次の1.〜3.がそれぞれ移行後のチェックの説明と一致するかを「はい」か「いいえ」で答え、判断の決め手となる語句を説明からそのまま引用してください。
1. 移行後のチェックでは、DNS が機能するかどうかも検証される。
2. Plesk インターフェース経由で移行した場合、移行後のチェックの結果は移行ログに記述される。
3. コマンドライン経由で Plesk for Linux サーバから移行する場合、コマンドは移行の開始前に実行する。

提供された抜粋:

# # # # #

移行後のチェック

サポートされる移行元プラットフォームから移行した後で、移行後のチェックを実行し、移行されたウェブサイト、メールアカウント、データベースなどが移行先サーバでも使用できることを検証できます。

移行後のチェックでは、以下のアイテムが機能することを検証します。

  • ウェブサイト
  • メール
  • DNS
  • データベース
  • システムユーザ

それぞれのアイテムで、移行された各オブジェクト(ウェブサイト、メールアカウント、システムユーザなど)に対してサービス固有のテストが行われます。テストの詳細はこのセクションで後述します。

移行後のチェックを実行するには:

  • Plesk インターフェース経由で移行を行う場合、移行開始時に、[移行後にサービスの操作性を確認します]チェックボックスをオンにしてください。移行後のチェックの結果は移行ログに記述され、移行が完了した後で Plesk インターフェースからアクセスできます。
  • コマンドライン経由で Plesk for Linux サーバから移行を行う場合、移行の終了後に以下のコマンドを実行します。

# # # # #

ページ分割データ:

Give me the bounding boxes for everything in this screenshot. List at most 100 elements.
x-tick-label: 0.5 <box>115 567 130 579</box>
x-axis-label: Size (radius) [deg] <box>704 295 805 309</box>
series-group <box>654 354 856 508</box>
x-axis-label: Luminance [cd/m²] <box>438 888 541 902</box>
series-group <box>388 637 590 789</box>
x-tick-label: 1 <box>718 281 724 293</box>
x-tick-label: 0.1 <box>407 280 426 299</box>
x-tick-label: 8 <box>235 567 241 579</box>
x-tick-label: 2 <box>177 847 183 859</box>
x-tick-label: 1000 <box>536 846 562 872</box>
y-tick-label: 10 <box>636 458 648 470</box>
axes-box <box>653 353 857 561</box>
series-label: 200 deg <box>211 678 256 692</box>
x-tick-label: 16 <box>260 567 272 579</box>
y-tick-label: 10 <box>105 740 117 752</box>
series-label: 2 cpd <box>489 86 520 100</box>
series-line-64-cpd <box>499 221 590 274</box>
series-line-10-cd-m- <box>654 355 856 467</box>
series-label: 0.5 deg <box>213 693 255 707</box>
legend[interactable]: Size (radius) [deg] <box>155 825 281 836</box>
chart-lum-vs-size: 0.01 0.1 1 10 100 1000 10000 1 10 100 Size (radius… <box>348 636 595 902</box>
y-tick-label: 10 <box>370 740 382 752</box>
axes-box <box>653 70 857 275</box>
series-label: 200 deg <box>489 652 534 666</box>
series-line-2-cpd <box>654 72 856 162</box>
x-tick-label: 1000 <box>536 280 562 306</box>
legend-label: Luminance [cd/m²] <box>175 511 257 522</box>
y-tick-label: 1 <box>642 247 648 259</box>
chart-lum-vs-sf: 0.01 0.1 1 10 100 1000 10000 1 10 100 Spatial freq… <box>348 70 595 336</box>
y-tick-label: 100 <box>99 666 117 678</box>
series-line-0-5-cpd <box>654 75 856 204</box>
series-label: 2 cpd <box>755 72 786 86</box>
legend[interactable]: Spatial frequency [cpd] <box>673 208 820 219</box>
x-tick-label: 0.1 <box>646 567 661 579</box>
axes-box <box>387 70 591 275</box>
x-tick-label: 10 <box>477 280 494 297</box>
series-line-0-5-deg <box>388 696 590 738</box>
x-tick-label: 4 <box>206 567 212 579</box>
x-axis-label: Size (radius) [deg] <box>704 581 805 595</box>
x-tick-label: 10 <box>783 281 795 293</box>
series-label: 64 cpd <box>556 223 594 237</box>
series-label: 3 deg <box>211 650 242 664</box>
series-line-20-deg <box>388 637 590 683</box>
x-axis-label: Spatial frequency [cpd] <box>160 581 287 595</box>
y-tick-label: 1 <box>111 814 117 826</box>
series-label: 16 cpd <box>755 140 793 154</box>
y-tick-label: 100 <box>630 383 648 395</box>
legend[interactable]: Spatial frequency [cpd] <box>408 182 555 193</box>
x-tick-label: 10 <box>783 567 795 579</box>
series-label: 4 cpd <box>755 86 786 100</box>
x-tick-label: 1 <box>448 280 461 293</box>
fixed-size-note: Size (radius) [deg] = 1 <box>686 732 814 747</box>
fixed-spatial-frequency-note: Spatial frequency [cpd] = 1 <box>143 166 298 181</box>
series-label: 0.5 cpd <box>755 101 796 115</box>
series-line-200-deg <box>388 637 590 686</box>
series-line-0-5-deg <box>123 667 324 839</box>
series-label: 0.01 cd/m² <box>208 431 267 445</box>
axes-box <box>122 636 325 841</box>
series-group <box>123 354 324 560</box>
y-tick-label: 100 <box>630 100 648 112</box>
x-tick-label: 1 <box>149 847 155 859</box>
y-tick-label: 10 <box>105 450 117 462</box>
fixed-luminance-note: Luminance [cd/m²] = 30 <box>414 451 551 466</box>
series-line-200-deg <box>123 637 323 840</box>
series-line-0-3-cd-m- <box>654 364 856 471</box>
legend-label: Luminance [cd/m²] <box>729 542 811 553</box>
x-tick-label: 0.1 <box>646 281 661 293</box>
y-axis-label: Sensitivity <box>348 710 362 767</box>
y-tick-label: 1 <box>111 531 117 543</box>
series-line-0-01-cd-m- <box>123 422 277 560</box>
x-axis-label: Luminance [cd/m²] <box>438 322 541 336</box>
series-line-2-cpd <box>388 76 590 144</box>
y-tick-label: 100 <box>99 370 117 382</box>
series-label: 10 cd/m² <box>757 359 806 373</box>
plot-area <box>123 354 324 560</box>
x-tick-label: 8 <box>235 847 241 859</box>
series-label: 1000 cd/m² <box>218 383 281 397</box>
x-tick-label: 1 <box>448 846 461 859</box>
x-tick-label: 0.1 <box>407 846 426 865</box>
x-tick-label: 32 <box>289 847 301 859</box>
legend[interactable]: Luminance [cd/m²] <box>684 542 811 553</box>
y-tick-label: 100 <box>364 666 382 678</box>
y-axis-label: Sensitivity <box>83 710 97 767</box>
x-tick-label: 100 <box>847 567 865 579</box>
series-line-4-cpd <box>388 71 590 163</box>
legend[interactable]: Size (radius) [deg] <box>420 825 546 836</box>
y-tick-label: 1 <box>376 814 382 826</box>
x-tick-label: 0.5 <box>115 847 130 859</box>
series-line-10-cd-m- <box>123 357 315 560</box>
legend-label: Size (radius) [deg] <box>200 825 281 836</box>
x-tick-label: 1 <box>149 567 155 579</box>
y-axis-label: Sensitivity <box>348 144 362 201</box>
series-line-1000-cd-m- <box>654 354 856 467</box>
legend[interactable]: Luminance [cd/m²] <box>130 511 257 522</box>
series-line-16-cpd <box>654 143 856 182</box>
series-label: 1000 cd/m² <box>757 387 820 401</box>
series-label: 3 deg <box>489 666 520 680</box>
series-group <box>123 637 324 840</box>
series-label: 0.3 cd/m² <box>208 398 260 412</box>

# # # # #

回答:
1. はい。「移行後のチェックでは、以下のアイテムが機能することを検証します。」の下に「DNS」と挙げられています。
2. はい。「移行後のチェックの結果は移行ログに記述され」
3. いいえ。「移行の終了後に以下のコマンドを実行します。」